Exercise description: Bring together all lines of the material below that contain the string "style".

(Stored data entries)
------

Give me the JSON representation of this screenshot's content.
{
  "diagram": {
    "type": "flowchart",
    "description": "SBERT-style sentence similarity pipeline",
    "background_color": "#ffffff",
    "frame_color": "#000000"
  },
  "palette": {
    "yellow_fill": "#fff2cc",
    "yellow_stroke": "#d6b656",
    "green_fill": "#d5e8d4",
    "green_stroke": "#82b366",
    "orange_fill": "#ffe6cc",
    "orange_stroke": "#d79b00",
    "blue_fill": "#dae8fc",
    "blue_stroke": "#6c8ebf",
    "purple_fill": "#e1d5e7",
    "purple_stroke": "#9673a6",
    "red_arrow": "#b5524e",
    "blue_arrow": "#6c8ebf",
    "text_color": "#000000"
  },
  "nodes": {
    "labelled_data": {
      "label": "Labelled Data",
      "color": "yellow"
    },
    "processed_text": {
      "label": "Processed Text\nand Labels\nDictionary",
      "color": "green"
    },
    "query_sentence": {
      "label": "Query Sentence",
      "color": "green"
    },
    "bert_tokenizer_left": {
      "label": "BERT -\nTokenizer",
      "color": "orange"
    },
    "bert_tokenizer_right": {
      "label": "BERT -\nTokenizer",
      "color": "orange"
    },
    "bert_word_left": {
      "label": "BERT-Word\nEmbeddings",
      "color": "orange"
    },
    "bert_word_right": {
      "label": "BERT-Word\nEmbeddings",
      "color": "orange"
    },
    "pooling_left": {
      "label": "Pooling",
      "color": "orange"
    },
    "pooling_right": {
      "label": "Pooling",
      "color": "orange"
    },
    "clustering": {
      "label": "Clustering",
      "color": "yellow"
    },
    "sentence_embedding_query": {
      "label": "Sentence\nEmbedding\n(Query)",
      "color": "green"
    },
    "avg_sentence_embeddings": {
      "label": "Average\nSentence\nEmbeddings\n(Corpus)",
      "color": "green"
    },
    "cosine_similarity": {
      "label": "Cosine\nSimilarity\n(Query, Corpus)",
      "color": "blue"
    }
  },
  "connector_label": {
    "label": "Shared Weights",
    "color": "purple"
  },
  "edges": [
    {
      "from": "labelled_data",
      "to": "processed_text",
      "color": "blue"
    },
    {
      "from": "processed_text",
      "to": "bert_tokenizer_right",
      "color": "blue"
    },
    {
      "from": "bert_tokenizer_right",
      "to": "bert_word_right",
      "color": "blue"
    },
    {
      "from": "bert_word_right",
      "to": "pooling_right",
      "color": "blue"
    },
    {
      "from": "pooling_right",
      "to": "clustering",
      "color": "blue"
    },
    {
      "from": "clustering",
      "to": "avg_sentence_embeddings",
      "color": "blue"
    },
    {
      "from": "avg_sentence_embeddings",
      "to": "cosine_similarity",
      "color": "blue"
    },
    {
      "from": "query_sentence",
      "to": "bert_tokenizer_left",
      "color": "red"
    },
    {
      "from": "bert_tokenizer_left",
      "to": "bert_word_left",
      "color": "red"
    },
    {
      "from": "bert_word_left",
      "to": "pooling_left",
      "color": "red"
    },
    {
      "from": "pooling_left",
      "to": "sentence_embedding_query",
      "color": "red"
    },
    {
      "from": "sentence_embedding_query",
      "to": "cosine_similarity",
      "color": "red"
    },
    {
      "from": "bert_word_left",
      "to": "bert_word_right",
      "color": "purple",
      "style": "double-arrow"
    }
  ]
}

------

Answer for this exercise:
    "description": "SBERT-style sentence similarity pipeline",
      "style": "double-arrow"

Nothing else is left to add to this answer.